-- Start of MATERIALS PROVIDED --
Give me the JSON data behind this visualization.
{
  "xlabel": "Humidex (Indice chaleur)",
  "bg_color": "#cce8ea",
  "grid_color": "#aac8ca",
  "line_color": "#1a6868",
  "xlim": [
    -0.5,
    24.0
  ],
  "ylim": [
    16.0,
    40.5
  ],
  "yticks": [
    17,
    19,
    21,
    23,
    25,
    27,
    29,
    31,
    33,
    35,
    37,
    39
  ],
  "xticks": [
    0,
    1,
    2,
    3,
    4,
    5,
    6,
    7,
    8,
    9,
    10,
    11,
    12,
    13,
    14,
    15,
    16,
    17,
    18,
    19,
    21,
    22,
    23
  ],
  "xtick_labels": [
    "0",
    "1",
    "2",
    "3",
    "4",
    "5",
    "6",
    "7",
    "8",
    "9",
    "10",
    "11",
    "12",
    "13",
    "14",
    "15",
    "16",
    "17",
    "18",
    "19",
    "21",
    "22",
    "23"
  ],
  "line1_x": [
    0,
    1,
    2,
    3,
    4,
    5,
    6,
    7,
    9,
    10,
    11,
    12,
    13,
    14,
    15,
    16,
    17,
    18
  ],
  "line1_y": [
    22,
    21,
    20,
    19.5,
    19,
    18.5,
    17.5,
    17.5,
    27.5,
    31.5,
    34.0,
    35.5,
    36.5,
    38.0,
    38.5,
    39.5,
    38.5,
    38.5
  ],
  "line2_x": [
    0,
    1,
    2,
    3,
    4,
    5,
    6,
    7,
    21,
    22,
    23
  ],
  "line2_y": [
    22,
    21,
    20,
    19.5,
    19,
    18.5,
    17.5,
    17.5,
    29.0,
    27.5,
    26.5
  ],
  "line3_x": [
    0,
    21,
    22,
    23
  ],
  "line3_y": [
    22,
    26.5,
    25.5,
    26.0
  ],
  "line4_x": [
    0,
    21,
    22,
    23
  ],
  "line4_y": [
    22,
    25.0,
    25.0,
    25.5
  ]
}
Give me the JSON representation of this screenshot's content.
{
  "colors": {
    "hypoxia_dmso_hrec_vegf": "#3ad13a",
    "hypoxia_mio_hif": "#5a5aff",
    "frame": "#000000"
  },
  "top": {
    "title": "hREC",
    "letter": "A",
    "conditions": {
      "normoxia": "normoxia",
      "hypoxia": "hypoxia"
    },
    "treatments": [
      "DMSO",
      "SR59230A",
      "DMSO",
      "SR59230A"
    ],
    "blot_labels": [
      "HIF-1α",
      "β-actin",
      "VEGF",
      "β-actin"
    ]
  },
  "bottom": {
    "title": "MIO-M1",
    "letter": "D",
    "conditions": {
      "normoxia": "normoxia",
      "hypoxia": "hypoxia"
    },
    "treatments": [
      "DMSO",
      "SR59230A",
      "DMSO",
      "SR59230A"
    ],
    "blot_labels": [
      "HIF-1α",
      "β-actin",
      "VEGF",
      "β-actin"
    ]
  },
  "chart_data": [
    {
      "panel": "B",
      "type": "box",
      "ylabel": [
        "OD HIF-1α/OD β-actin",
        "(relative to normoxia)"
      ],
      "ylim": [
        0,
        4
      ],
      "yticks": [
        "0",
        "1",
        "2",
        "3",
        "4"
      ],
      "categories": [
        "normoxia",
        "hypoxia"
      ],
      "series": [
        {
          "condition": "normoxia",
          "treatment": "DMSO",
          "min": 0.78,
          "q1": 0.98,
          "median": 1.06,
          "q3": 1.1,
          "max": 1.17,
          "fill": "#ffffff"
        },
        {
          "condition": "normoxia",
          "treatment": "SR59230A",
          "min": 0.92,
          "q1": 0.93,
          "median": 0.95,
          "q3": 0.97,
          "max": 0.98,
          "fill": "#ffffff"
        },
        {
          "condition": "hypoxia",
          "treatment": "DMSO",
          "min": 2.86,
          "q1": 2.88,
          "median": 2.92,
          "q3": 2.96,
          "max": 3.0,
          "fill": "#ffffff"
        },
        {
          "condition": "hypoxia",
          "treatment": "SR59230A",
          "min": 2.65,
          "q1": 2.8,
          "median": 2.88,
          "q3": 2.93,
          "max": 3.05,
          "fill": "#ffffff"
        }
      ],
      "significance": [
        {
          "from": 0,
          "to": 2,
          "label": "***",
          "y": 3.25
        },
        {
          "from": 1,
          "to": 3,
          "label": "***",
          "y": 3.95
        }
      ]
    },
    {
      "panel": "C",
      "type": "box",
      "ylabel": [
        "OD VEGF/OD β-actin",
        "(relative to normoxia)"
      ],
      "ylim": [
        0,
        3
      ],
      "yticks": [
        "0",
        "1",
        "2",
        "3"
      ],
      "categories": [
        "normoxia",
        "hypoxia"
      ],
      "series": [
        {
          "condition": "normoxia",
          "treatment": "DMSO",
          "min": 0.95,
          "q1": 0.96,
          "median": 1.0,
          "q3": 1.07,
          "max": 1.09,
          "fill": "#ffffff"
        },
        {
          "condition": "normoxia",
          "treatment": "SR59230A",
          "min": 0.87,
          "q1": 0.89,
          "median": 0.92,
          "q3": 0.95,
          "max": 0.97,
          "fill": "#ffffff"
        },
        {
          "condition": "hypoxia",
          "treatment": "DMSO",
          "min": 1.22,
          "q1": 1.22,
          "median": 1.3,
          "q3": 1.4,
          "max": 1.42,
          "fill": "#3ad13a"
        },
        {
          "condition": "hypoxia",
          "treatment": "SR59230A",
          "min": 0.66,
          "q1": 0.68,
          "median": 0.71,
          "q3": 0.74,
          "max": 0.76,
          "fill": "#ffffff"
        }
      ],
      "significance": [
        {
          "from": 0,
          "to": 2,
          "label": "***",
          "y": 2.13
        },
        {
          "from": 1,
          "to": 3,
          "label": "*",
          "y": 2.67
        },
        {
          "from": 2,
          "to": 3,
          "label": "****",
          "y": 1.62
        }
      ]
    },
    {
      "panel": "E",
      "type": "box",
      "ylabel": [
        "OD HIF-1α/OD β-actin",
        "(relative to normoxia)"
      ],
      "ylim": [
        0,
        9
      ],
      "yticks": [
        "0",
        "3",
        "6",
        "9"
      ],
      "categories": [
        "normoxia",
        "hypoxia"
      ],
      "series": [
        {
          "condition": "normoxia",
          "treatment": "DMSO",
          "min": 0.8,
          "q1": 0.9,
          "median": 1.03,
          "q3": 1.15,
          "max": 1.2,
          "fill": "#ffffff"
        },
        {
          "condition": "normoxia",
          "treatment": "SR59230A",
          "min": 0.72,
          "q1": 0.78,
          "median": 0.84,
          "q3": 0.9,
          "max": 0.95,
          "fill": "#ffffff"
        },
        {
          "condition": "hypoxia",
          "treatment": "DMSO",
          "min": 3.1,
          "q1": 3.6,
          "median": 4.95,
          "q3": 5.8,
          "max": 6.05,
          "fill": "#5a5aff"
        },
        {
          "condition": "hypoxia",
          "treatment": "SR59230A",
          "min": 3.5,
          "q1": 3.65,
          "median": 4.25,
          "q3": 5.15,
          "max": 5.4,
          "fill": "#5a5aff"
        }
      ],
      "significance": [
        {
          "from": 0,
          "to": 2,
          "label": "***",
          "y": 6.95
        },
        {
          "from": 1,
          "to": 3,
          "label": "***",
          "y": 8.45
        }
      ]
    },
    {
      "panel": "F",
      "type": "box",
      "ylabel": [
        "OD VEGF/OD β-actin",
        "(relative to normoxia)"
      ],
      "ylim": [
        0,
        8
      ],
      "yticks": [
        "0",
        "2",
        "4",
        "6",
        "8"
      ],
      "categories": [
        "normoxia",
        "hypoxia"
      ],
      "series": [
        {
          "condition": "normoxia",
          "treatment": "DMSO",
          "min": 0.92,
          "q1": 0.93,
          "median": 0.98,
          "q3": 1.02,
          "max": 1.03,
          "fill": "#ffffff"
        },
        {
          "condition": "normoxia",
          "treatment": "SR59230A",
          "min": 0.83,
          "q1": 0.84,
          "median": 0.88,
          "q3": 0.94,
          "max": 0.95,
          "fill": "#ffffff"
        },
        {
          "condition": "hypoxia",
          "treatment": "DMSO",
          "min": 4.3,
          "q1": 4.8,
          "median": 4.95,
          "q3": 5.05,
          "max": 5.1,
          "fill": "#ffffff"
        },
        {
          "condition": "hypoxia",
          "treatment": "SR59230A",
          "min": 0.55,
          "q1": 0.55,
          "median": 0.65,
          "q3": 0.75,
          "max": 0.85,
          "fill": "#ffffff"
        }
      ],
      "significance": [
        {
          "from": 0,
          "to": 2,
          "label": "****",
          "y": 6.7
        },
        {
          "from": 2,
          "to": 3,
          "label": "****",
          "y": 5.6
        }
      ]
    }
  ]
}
-- End of MATERIALS PROVIDED --
### JOB
Single out each line of the records above with the string "this" in it, and copy it.

### RIGHT ANSWER
Give me the JSON data behind this visualization.
Give me the JSON representation of this screenshot's content.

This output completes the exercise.